SHORT PROBLEM: Select all lines in the records that include "三会一课".

(Data entries)

(begin)

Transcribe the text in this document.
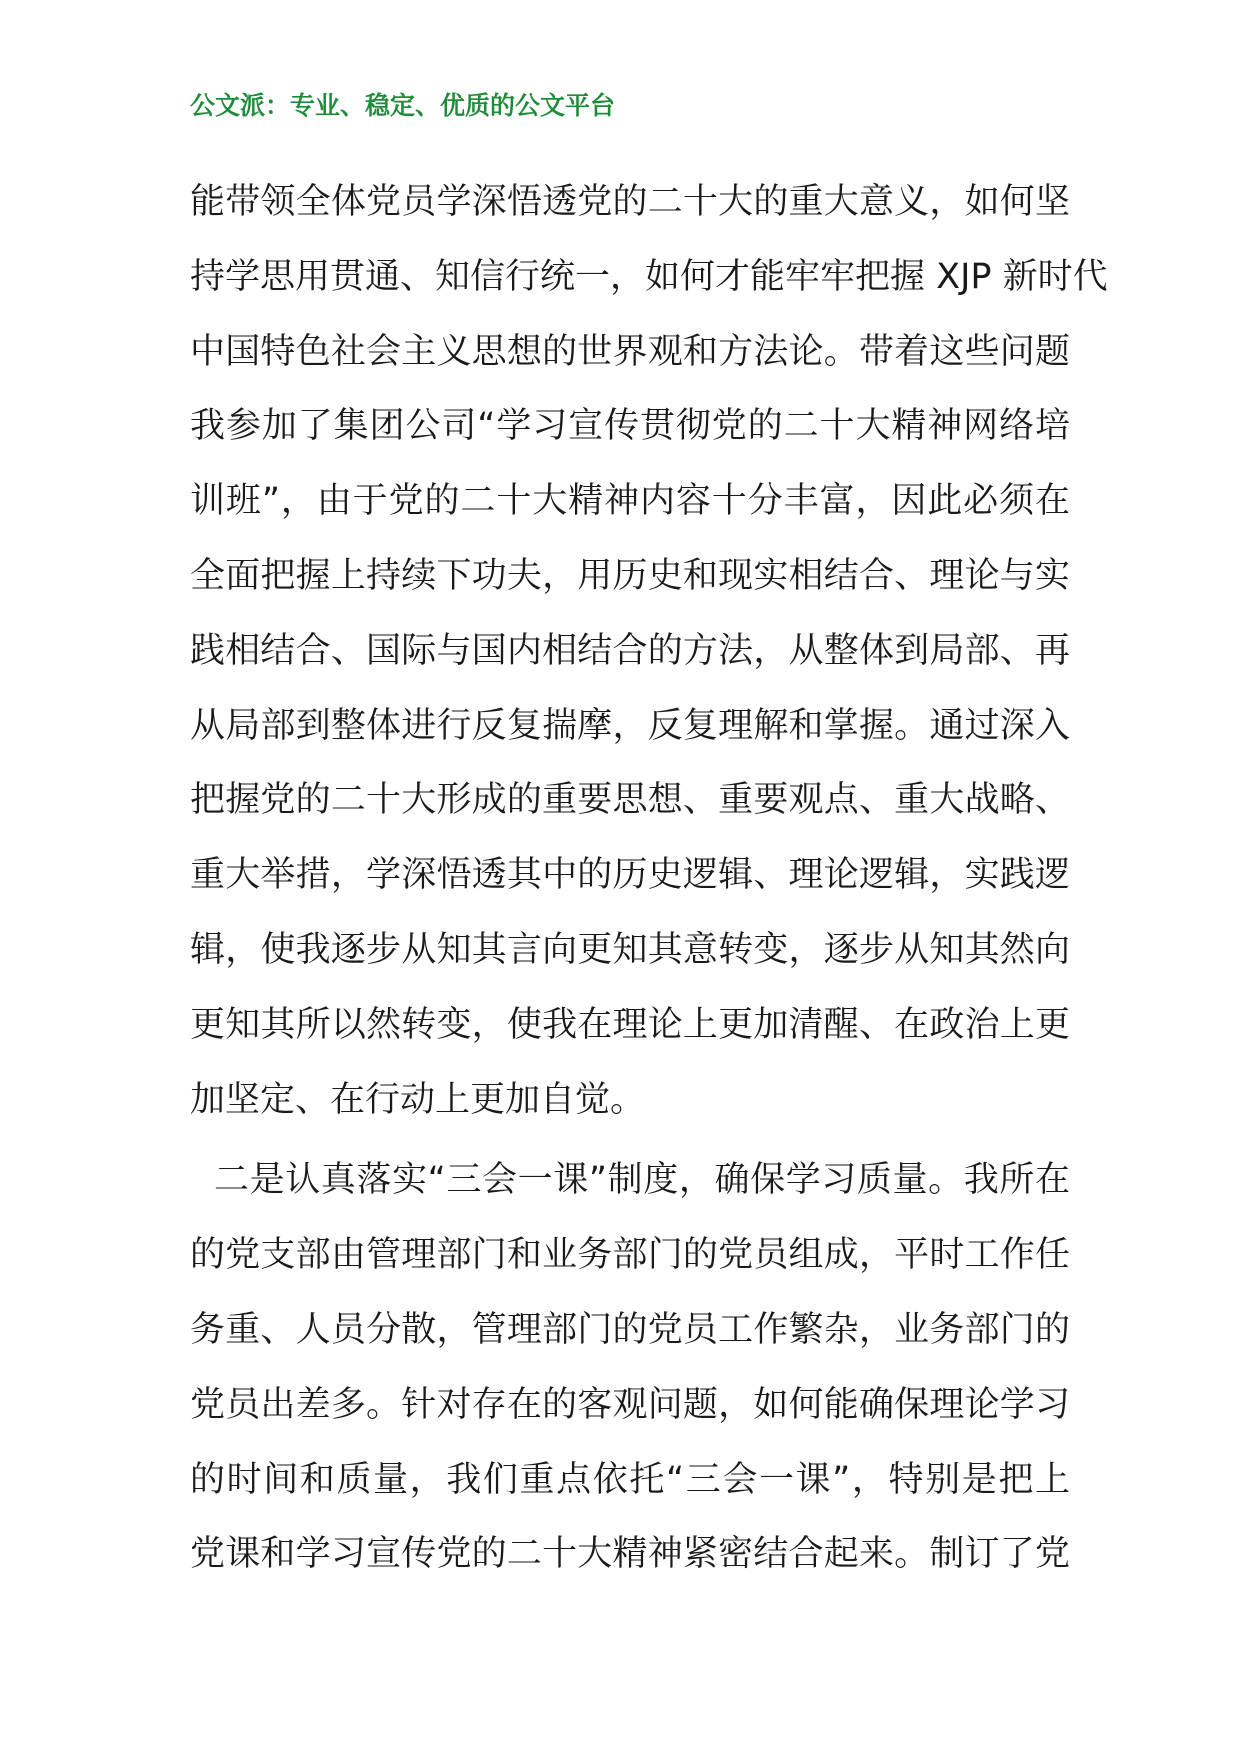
公文派：专业、稳定、优质的公文平台
能带领全体党员学深悟透党的二十大的重大意义，如何坚
持学思用贯通、知信行统一，如何才能牢牢把握 XJP 新时代
中国特色社会主义思想的世界观和方法论。带着这些问题
我参加了集团公司“学习宣传贯彻党的二十大精神网络培
训班”，由于党的二十大精神内容十分丰富，因此必须在
全面把握上持续下功夫，用历史和现实相结合、理论与实
践相结合、国际与国内相结合的方法，从整体到局部、再
从局部到整体进行反复揣摩，反复理解和掌握。通过深入
把握党的二十大形成的重要思想、重要观点、重大战略、
重大举措，学深悟透其中的历史逻辑、理论逻辑，实践逻
辑，使我逐步从知其言向更知其意转变，逐步从知其然向
更知其所以然转变，使我在理论上更加清醒、在政治上更
加坚定、在行动上更加自觉。
二是认真落实“三会一课”制度，确保学习质量。我所在
的党支部由管理部门和业务部门的党员组成，平时工作任
务重、人员分散，管理部门的党员工作繁杂，业务部门的
党员出差多。针对存在的客观问题，如何能确保理论学习
的时间和质量，我们重点依托“三会一课”，特别是把上
党课和学习宣传党的二十大精神紧密结合起来。制订了党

(end)

EXERCISE SOLUTION:
二是认真落实“三会一课”制度，确保学习质量。我所在
的时间和质量，我们重点依托“三会一课”，特别是把上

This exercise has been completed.